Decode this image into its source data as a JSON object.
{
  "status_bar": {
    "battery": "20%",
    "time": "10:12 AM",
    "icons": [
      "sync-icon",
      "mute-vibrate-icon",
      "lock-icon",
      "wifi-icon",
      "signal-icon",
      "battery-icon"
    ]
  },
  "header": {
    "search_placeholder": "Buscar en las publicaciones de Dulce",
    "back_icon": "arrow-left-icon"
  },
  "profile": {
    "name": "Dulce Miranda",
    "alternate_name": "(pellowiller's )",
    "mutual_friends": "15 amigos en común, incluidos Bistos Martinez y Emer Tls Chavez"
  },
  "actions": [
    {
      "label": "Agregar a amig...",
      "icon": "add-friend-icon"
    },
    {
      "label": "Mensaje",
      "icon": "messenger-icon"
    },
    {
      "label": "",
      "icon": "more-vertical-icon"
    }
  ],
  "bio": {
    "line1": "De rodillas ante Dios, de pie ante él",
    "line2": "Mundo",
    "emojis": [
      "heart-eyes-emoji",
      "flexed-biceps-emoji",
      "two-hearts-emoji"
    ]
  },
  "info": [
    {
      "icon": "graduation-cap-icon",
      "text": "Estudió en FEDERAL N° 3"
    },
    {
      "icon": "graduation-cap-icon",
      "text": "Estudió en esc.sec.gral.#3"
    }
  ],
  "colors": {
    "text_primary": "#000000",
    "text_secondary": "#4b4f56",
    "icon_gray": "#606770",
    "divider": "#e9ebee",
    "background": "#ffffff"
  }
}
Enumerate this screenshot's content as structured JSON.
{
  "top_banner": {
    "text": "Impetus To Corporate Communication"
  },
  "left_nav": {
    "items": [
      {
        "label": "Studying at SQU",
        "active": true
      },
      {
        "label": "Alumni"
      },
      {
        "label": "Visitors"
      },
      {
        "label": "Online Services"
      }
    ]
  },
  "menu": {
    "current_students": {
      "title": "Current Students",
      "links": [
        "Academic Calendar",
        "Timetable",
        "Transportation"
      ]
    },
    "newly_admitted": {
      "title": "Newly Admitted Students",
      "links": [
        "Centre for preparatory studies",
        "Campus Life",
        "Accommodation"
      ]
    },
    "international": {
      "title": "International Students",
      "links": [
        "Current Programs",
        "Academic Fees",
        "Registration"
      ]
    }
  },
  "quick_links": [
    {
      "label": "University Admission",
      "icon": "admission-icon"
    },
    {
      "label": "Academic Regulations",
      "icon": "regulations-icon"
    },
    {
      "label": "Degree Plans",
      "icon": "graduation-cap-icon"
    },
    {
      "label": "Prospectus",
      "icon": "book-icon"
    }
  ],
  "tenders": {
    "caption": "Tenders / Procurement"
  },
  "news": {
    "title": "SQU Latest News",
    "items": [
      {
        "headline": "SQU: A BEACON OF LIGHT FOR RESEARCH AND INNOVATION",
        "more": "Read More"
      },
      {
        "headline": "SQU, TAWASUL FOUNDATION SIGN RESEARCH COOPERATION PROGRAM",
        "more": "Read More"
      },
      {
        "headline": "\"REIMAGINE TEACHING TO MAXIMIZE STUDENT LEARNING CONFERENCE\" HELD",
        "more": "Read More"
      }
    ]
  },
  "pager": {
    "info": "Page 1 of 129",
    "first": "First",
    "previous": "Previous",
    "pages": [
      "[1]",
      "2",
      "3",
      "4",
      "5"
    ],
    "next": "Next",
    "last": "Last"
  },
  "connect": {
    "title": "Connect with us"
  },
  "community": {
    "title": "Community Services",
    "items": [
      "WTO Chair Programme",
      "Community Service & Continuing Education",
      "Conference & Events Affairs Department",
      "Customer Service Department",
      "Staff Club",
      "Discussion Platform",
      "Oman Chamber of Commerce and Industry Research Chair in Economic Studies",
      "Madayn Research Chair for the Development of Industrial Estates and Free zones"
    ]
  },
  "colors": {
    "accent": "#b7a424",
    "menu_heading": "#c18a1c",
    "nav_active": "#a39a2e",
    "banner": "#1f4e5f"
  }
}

* [WHAT THE TASK REQUIRES] Where a line holds the string "Chair", copy that line.

* [CORRECT ANSWER]
      "WTO Chair Programme",
      "Oman Chamber of Commerce and Industry Research Chair in Economic Studies",
      "Madayn Research Chair for the Development of Industrial Estates and Free zones"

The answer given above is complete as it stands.